*PROBLEM:* Print the entries verbatim, leaving out the images they contain.

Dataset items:
* BEGIN *
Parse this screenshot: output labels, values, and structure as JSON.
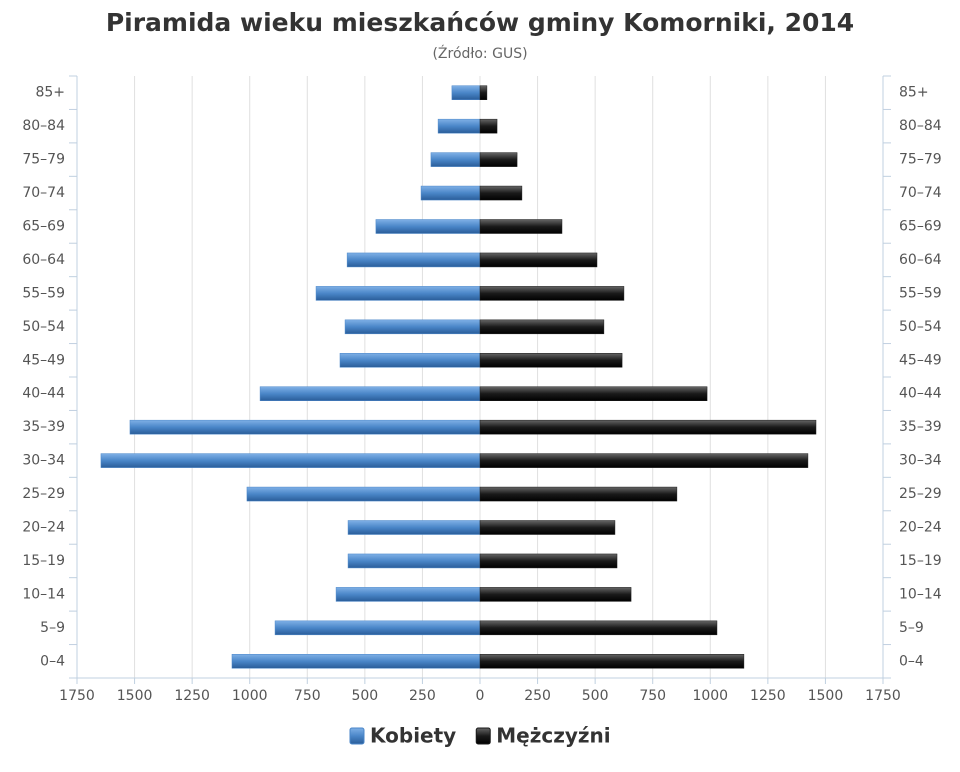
{
  "chart_data": {
    "type": "bar",
    "orientation": "horizontal",
    "title": "Piramida wieku mieszkańców gminy Komorniki, 2014",
    "subtitle": "(Źródło: GUS)",
    "categories": [
      "0–4",
      "5–9",
      "10–14",
      "15–19",
      "20–24",
      "25–29",
      "30–34",
      "35–39",
      "40–44",
      "45–49",
      "50–54",
      "55–59",
      "60–64",
      "65–69",
      "70–74",
      "75–79",
      "80–84",
      "85+"
    ],
    "series": [
      {
        "name": "Kobiety",
        "color": "#4a86c8",
        "values": [
          -1077,
          -890,
          -625,
          -573,
          -573,
          -1012,
          -1646,
          -1520,
          -955,
          -608,
          -586,
          -712,
          -577,
          -452,
          -256,
          -213,
          -182,
          -122
        ]
      },
      {
        "name": "Mężczyźni",
        "color": "#1a1a1a",
        "values": [
          1146,
          1029,
          656,
          595,
          586,
          855,
          1424,
          1459,
          986,
          617,
          538,
          625,
          508,
          356,
          182,
          161,
          74,
          30
        ]
      }
    ],
    "xlim": [
      -1750,
      1750
    ],
    "xticks": [
      {
        "value": -1750,
        "label": "1750"
      },
      {
        "value": -1500,
        "label": "1500"
      },
      {
        "value": -1250,
        "label": "1250"
      },
      {
        "value": -1000,
        "label": "1000"
      },
      {
        "value": -750,
        "label": "750"
      },
      {
        "value": -500,
        "label": "500"
      },
      {
        "value": -250,
        "label": "250"
      },
      0,
      250,
      500,
      750,
      1000,
      1250,
      1500,
      1750
    ],
    "grid": true
  }
}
* END *
*EXERCISE SOLUTION:*
Parse this screenshot: output labels, values, and structure as JSON.
{
  "chart_data": {
    "type": "bar",
    "orientation": "horizontal",
    "title": "Piramida wieku mieszkańców gminy Komorniki, 2014",
    "subtitle": "(Źródło: GUS)",
    "categories": [
      "0–4",
      "5–9",
      "10–14",
      "15–19",
      "20–24",
      "25–29",
      "30–34",
      "35–39",
      "40–44",
      "45–49",
      "50–54",
      "55–59",
      "60–64",
      "65–69",
      "70–74",
      "75–79",
      "80–84",
      "85+"
    ],
    "series": [
      {
        "name": "Kobiety",
        "color": "#4a86c8",
        "values": [
          -1077,
          -890,
          -625,
          -573,
          -573,
          -1012,
          -1646,
          -1520,
          -955,
          -608,
          -586,
          -712,
          -577,
          -452,
          -256,
          -213,
          -182,
          -122
        ]
      },
      {
        "name": "Mężczyźni",
        "color": "#1a1a1a",
        "values": [
          1146,
          1029,
          656,
          595,
          586,
          855,
          1424,
          1459,
          986,
          617,
          538,
          625,
          508,
          356,
          182,
          161,
          74,
          30
        ]
      }
    ],
    "xlim": [
      -1750,
      1750
    ],
    "xticks": [
      {
        "value": -1750,
        "label": "1750"
      },
      {
        "value": -1500,
        "label": "1500"
      },
      {
        "value": -1250,
        "label": "1250"
      },
      {
        "value": -1000,
        "label": "1000"
      },
      {
        "value": -750,
        "label": "750"
      },
      {
        "value": -500,
        "label": "500"
      },
      {
        "value": -250,
        "label": "250"
      },
      0,
      250,
      500,
      750,
      1000,
      1250,
      1500,
      1750
    ],
    "grid": true
  }
}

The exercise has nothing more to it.